Could you write out the records below exactly as they appear?

*** Data extract ***

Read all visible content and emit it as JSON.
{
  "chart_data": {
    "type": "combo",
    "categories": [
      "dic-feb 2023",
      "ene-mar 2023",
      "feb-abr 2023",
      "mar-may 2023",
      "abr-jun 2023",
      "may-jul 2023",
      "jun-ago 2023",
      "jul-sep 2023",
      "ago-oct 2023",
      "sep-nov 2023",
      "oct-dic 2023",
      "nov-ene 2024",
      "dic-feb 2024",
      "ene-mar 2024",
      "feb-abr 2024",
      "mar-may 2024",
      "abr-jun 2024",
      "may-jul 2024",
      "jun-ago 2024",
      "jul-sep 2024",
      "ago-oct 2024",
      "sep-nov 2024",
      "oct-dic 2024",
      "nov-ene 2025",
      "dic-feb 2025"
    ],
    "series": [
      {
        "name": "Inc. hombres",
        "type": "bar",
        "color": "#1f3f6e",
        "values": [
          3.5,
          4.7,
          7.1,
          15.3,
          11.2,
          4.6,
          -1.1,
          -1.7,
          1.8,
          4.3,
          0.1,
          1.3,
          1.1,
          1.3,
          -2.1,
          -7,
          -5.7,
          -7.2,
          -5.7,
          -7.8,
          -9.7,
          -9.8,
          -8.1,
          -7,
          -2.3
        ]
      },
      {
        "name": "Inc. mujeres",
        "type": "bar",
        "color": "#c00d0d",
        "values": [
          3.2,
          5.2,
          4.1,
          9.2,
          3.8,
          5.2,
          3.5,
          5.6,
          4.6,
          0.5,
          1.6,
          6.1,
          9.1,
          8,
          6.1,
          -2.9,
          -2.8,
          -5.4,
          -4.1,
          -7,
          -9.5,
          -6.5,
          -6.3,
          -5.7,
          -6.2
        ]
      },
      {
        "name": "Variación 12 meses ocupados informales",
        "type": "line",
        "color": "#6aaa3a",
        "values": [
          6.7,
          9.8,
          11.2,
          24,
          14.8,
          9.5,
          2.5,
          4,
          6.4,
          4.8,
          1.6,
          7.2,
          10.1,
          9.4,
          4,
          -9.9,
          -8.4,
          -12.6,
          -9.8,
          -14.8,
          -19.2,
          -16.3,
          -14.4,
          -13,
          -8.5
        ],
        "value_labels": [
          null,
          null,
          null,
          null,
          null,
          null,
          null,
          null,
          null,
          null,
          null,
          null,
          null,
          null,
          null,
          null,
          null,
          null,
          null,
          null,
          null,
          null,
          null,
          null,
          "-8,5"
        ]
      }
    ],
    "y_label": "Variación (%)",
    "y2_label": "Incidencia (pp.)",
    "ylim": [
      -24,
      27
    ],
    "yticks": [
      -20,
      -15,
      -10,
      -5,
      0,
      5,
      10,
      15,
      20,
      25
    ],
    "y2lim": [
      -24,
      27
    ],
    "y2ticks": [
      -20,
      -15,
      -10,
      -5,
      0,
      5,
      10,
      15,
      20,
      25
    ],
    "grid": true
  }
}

***

§ Result of this exercise:
Read all visible content and emit it as JSON.
{
  "chart_data": {
    "type": "combo",
    "categories": [
      "dic-feb 2023",
      "ene-mar 2023",
      "feb-abr 2023",
      "mar-may 2023",
      "abr-jun 2023",
      "may-jul 2023",
      "jun-ago 2023",
      "jul-sep 2023",
      "ago-oct 2023",
      "sep-nov 2023",
      "oct-dic 2023",
      "nov-ene 2024",
      "dic-feb 2024",
      "ene-mar 2024",
      "feb-abr 2024",
      "mar-may 2024",
      "abr-jun 2024",
      "may-jul 2024",
      "jun-ago 2024",
      "jul-sep 2024",
      "ago-oct 2024",
      "sep-nov 2024",
      "oct-dic 2024",
      "nov-ene 2025",
      "dic-feb 2025"
    ],
    "series": [
      {
        "name": "Inc. hombres",
        "type": "bar",
        "color": "#1f3f6e",
        "values": [
          3.5,
          4.7,
          7.1,
          15.3,
          11.2,
          4.6,
          -1.1,
          -1.7,
          1.8,
          4.3,
          0.1,
          1.3,
          1.1,
          1.3,
          -2.1,
          -7,
          -5.7,
          -7.2,
          -5.7,
          -7.8,
          -9.7,
          -9.8,
          -8.1,
          -7,
          -2.3
        ]
      },
      {
        "name": "Inc. mujeres",
        "type": "bar",
        "color": "#c00d0d",
        "values": [
          3.2,
          5.2,
          4.1,
          9.2,
          3.8,
          5.2,
          3.5,
          5.6,
          4.6,
          0.5,
          1.6,
          6.1,
          9.1,
          8,
          6.1,
          -2.9,
          -2.8,
          -5.4,
          -4.1,
          -7,
          -9.5,
          -6.5,
          -6.3,
          -5.7,
          -6.2
        ]
      },
      {
        "name": "Variación 12 meses ocupados informales",
        "type": "line",
        "color": "#6aaa3a",
        "values": [
          6.7,
          9.8,
          11.2,
          24,
          14.8,
          9.5,
          2.5,
          4,
          6.4,
          4.8,
          1.6,
          7.2,
          10.1,
          9.4,
          4,
          -9.9,
          -8.4,
          -12.6,
          -9.8,
          -14.8,
          -19.2,
          -16.3,
          -14.4,
          -13,
          -8.5
        ],
        "value_labels": [
          null,
          null,
          null,
          null,
          null,
          null,
          null,
          null,
          null,
          null,
          null,
          null,
          null,
          null,
          null,
          null,
          null,
          null,
          null,
          null,
          null,
          null,
          null,
          null,
          "-8,5"
        ]
      }
    ],
    "y_label": "Variación (%)",
    "y2_label": "Incidencia (pp.)",
    "ylim": [
      -24,
      27
    ],
    "yticks": [
      -20,
      -15,
      -10,
      -5,
      0,
      5,
      10,
      15,
      20,
      25
    ],
    "y2lim": [
      -24,
      27
    ],
    "y2ticks": [
      -20,
      -15,
      -10,
      -5,
      0,
      5,
      10,
      15,
      20,
      25
    ],
    "grid": true
  }
}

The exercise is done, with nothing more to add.